* _WHAT TO WORK ON_:
Repeat the data word for word. Do not include the pictures.

* _TASK MATERIAL_:
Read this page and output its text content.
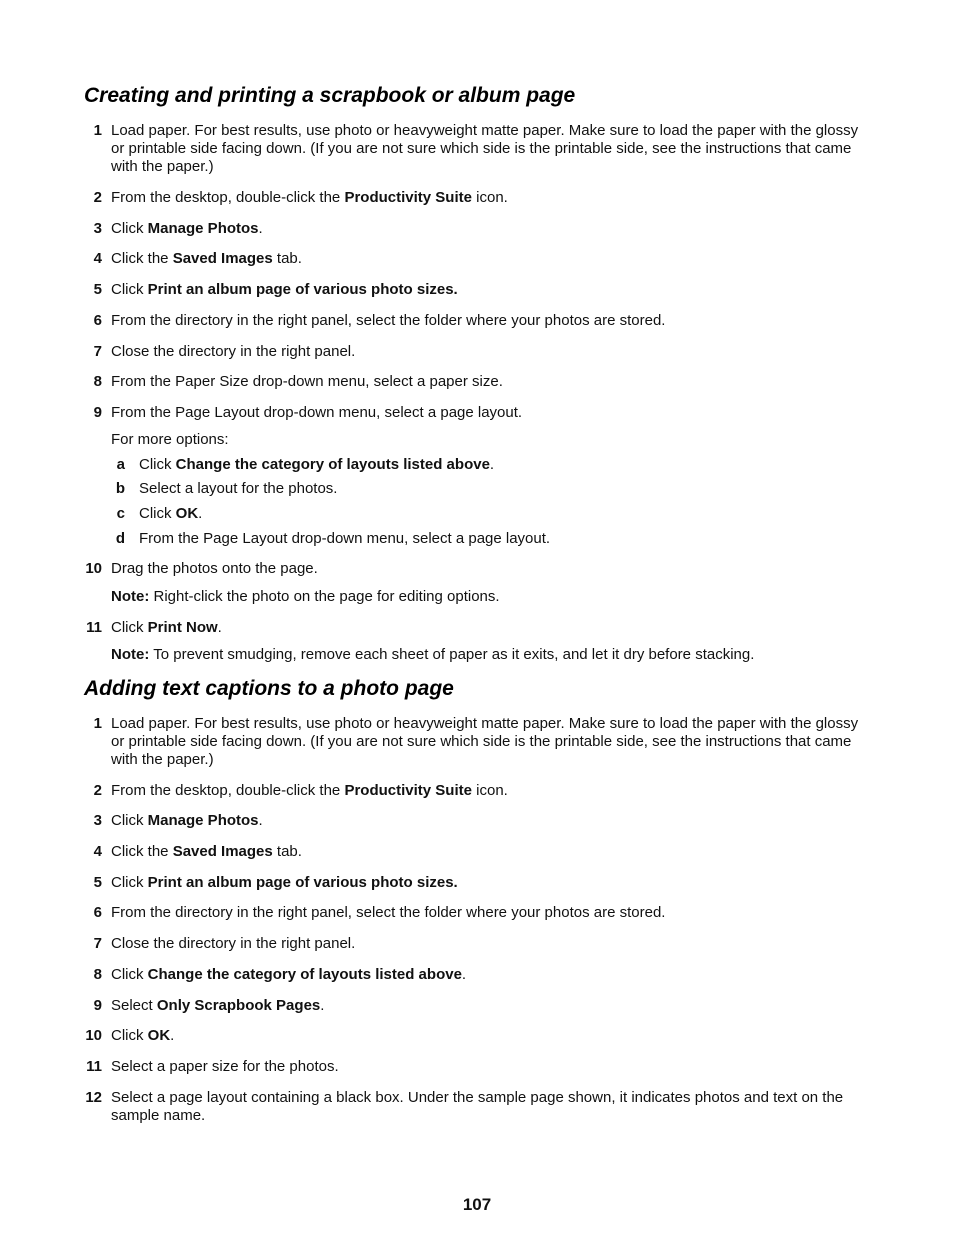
Creating and printing a scrapbook or album page
1 Load paper. For best results, use photo or heavyweight matte paper. Make sure to load the paper with the glossy or printable side facing down. (If you are not sure which side is the printable side, see the instructions that came with the paper.)
2 From the desktop, double-click the Productivity Suite icon.
3 Click Manage Photos.
4 Click the Saved Images tab.
5 Click Print an album page of various photo sizes.
6 From the directory in the right panel, select the folder where your photos are stored.
7 Close the directory in the right panel.
8 From the Paper Size drop-down menu, select a paper size.
9 From the Page Layout drop-down menu, select a page layout.
For more options:
a Click Change the category of layouts listed above.
b Select a layout for the photos.
c Click OK.
d From the Page Layout drop-down menu, select a page layout.
10 Drag the photos onto the page.
Note: Right-click the photo on the page for editing options.
11 Click Print Now.
Note: To prevent smudging, remove each sheet of paper as it exits, and let it dry before stacking.
Adding text captions to a photo page
1 Load paper. For best results, use photo or heavyweight matte paper. Make sure to load the paper with the glossy or printable side facing down. (If you are not sure which side is the printable side, see the instructions that came with the paper.)
2 From the desktop, double-click the Productivity Suite icon.
3 Click Manage Photos.
4 Click the Saved Images tab.
5 Click Print an album page of various photo sizes.
6 From the directory in the right panel, select the folder where your photos are stored.
7 Close the directory in the right panel.
8 Click Change the category of layouts listed above.
9 Select Only Scrapbook Pages.
10 Click OK.
11 Select a paper size for the photos.
12 Select a page layout containing a black box. Under the sample page shown, it indicates photos and text on the sample name.
107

* _RESULT BELOW_:
Read this page and output its text content.
Creating and printing a scrapbook or album page
1 Load paper. For best results, use photo or heavyweight matte paper. Make sure to load the paper with the glossy or printable side facing down. (If you are not sure which side is the printable side, see the instructions that came with the paper.)
2 From the desktop, double-click the Productivity Suite icon.
3 Click Manage Photos.
4 Click the Saved Images tab.
5 Click Print an album page of various photo sizes.
6 From the directory in the right panel, select the folder where your photos are stored.
7 Close the directory in the right panel.
8 From the Paper Size drop-down menu, select a paper size.
9 From the Page Layout drop-down menu, select a page layout.
For more options:
a Click Change the category of layouts listed above.
b Select a layout for the photos.
c Click OK.
d From the Page Layout drop-down menu, select a page layout.
10 Drag the photos onto the page.
Note: Right-click the photo on the page for editing options.
11 Click Print Now.
Note: To prevent smudging, remove each sheet of paper as it exits, and let it dry before stacking.
Adding text captions to a photo page
1 Load paper. For best results, use photo or heavyweight matte paper. Make sure to load the paper with the glossy or printable side facing down. (If you are not sure which side is the printable side, see the instructions that came with the paper.)
2 From the desktop, double-click the Productivity Suite icon.
3 Click Manage Photos.
4 Click the Saved Images tab.
5 Click Print an album page of various photo sizes.
6 From the directory in the right panel, select the folder where your photos are stored.
7 Close the directory in the right panel.
8 Click Change the category of layouts listed above.
9 Select Only Scrapbook Pages.
10 Click OK.
11 Select a paper size for the photos.
12 Select a page layout containing a black box. Under the sample page shown, it indicates photos and text on the sample name.
107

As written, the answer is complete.